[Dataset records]
########
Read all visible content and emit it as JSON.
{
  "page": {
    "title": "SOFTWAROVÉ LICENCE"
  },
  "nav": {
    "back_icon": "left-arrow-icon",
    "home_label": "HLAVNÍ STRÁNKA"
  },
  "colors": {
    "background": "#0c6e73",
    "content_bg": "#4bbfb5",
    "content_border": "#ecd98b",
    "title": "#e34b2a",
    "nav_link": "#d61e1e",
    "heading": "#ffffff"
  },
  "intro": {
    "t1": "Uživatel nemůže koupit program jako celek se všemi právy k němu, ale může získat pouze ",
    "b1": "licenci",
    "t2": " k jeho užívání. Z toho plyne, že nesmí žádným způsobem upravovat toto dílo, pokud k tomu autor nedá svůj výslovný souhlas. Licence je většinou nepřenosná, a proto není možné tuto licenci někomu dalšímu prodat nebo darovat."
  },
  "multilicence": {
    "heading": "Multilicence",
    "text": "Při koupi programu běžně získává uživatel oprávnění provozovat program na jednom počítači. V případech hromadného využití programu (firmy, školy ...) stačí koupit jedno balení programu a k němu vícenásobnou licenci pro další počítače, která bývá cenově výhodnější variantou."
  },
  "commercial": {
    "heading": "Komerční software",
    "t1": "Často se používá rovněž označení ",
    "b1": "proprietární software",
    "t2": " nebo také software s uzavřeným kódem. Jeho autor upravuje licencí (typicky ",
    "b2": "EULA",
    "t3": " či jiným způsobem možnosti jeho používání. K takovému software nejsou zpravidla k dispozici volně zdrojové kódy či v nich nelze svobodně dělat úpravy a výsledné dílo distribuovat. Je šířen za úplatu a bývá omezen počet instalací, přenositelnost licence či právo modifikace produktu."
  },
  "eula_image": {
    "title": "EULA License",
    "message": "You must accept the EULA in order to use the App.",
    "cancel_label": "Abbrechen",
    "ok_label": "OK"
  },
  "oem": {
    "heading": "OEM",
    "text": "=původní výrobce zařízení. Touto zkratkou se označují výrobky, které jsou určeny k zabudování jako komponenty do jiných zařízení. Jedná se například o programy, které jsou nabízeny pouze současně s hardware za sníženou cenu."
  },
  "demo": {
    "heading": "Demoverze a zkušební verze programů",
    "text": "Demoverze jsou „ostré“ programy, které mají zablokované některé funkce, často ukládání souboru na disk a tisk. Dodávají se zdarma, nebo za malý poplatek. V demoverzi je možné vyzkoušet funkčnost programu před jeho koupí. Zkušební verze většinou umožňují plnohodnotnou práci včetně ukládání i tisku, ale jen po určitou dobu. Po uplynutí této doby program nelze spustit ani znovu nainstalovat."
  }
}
########
The problem: Count the lines above that contain the word "title", and give only that number.

Expected answer: 3